Transcribe the listing below word for word.

Source records:

--- begin ---

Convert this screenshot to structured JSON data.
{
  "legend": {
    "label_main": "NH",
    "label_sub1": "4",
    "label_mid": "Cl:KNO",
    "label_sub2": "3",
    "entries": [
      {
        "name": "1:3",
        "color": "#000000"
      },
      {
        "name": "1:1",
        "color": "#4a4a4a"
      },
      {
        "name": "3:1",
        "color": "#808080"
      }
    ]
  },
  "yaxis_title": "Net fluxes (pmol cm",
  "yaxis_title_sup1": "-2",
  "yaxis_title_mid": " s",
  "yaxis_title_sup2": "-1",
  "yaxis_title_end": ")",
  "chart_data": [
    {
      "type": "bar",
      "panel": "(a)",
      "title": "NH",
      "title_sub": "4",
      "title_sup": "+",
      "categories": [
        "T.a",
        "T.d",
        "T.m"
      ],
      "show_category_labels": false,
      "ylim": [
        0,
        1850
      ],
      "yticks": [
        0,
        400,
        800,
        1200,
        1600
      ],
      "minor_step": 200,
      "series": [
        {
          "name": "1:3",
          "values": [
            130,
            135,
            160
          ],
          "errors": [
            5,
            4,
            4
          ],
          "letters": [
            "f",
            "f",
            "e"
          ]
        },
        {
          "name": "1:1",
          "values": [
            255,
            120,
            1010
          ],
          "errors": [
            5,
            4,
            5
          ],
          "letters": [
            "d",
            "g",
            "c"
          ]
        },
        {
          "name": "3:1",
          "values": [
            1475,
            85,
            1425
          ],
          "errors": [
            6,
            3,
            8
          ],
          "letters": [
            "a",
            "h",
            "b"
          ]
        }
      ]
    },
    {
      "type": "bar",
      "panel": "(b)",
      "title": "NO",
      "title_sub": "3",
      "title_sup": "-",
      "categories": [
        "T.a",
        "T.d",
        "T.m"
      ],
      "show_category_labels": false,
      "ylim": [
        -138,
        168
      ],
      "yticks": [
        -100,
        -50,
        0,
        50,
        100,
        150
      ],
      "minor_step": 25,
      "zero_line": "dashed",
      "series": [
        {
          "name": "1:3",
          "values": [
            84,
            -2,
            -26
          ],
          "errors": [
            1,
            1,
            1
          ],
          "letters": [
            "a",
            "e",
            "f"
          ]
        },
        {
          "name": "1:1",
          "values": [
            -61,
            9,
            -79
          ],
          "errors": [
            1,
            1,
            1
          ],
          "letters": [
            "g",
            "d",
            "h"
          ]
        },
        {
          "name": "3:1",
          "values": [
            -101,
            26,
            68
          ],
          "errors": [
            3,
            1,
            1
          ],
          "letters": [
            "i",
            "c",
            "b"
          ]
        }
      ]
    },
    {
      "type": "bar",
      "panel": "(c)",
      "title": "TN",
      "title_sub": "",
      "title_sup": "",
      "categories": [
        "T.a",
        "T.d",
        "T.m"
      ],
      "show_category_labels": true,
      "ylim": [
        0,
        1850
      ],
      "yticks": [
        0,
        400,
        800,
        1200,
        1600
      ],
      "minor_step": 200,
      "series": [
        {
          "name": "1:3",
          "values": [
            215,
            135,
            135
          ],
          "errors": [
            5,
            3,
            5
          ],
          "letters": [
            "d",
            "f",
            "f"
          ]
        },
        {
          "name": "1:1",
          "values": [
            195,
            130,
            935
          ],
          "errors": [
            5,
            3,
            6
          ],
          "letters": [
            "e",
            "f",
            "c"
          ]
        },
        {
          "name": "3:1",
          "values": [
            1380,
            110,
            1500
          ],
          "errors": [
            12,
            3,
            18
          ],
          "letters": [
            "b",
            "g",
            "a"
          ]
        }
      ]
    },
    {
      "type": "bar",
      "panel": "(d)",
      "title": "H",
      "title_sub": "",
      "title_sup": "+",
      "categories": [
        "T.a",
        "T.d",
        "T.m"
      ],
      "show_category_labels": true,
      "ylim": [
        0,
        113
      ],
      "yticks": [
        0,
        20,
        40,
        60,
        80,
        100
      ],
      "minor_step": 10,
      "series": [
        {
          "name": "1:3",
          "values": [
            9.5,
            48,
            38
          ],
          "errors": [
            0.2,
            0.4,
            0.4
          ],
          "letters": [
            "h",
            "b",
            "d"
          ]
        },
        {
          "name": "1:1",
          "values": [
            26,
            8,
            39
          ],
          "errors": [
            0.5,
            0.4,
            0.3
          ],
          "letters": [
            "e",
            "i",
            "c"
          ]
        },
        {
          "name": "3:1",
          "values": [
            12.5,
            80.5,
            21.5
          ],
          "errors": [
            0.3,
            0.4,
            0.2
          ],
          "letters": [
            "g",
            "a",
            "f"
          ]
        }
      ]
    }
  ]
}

--- end ---

Result of the task:
Convert this screenshot to structured JSON data.
{
  "legend": {
    "label_main": "NH",
    "label_sub1": "4",
    "label_mid": "Cl:KNO",
    "label_sub2": "3",
    "entries": [
      {
        "name": "1:3",
        "color": "#000000"
      },
      {
        "name": "1:1",
        "color": "#4a4a4a"
      },
      {
        "name": "3:1",
        "color": "#808080"
      }
    ]
  },
  "yaxis_title": "Net fluxes (pmol cm",
  "yaxis_title_sup1": "-2",
  "yaxis_title_mid": " s",
  "yaxis_title_sup2": "-1",
  "yaxis_title_end": ")",
  "chart_data": [
    {
      "type": "bar",
      "panel": "(a)",
      "title": "NH",
      "title_sub": "4",
      "title_sup": "+",
      "categories": [
        "T.a",
        "T.d",
        "T.m"
      ],
      "show_category_labels": false,
      "ylim": [
        0,
        1850
      ],
      "yticks": [
        0,
        400,
        800,
        1200,
        1600
      ],
      "minor_step": 200,
      "series": [
        {
          "name": "1:3",
          "values": [
            130,
            135,
            160
          ],
          "errors": [
            5,
            4,
            4
          ],
          "letters": [
            "f",
            "f",
            "e"
          ]
        },
        {
          "name": "1:1",
          "values": [
            255,
            120,
            1010
          ],
          "errors": [
            5,
            4,
            5
          ],
          "letters": [
            "d",
            "g",
            "c"
          ]
        },
        {
          "name": "3:1",
          "values": [
            1475,
            85,
            1425
          ],
          "errors": [
            6,
            3,
            8
          ],
          "letters": [
            "a",
            "h",
            "b"
          ]
        }
      ]
    },
    {
      "type": "bar",
      "panel": "(b)",
      "title": "NO",
      "title_sub": "3",
      "title_sup": "-",
      "categories": [
        "T.a",
        "T.d",
        "T.m"
      ],
      "show_category_labels": false,
      "ylim": [
        -138,
        168
      ],
      "yticks": [
        -100,
        -50,
        0,
        50,
        100,
        150
      ],
      "minor_step": 25,
      "zero_line": "dashed",
      "series": [
        {
          "name": "1:3",
          "values": [
            84,
            -2,
            -26
          ],
          "errors": [
            1,
            1,
            1
          ],
          "letters": [
            "a",
            "e",
            "f"
          ]
        },
        {
          "name": "1:1",
          "values": [
            -61,
            9,
            -79
          ],
          "errors": [
            1,
            1,
            1
          ],
          "letters": [
            "g",
            "d",
            "h"
          ]
        },
        {
          "name": "3:1",
          "values": [
            -101,
            26,
            68
          ],
          "errors": [
            3,
            1,
            1
          ],
          "letters": [
            "i",
            "c",
            "b"
          ]
        }
      ]
    },
    {
      "type": "bar",
      "panel": "(c)",
      "title": "TN",
      "title_sub": "",
      "title_sup": "",
      "categories": [
        "T.a",
        "T.d",
        "T.m"
      ],
      "show_category_labels": true,
      "ylim": [
        0,
        1850
      ],
      "yticks": [
        0,
        400,
        800,
        1200,
        1600
      ],
      "minor_step": 200,
      "series": [
        {
          "name": "1:3",
          "values": [
            215,
            135,
            135
          ],
          "errors": [
            5,
            3,
            5
          ],
          "letters": [
            "d",
            "f",
            "f"
          ]
        },
        {
          "name": "1:1",
          "values": [
            195,
            130,
            935
          ],
          "errors": [
            5,
            3,
            6
          ],
          "letters": [
            "e",
            "f",
            "c"
          ]
        },
        {
          "name": "3:1",
          "values": [
            1380,
            110,
            1500
          ],
          "errors": [
            12,
            3,
            18
          ],
          "letters": [
            "b",
            "g",
            "a"
          ]
        }
      ]
    },
    {
      "type": "bar",
      "panel": "(d)",
      "title": "H",
      "title_sub": "",
      "title_sup": "+",
      "categories": [
        "T.a",
        "T.d",
        "T.m"
      ],
      "show_category_labels": true,
      "ylim": [
        0,
        113
      ],
      "yticks": [
        0,
        20,
        40,
        60,
        80,
        100
      ],
      "minor_step": 10,
      "series": [
        {
          "name": "1:3",
          "values": [
            9.5,
            48,
            38
          ],
          "errors": [
            0.2,
            0.4,
            0.4
          ],
          "letters": [
            "h",
            "b",
            "d"
          ]
        },
        {
          "name": "1:1",
          "values": [
            26,
            8,
            39
          ],
          "errors": [
            0.5,
            0.4,
            0.3
          ],
          "letters": [
            "e",
            "i",
            "c"
          ]
        },
        {
          "name": "3:1",
          "values": [
            12.5,
            80.5,
            21.5
          ],
          "errors": [
            0.3,
            0.4,
            0.2
          ],
          "letters": [
            "g",
            "a",
            "f"
          ]
        }
      ]
    }
  ]
}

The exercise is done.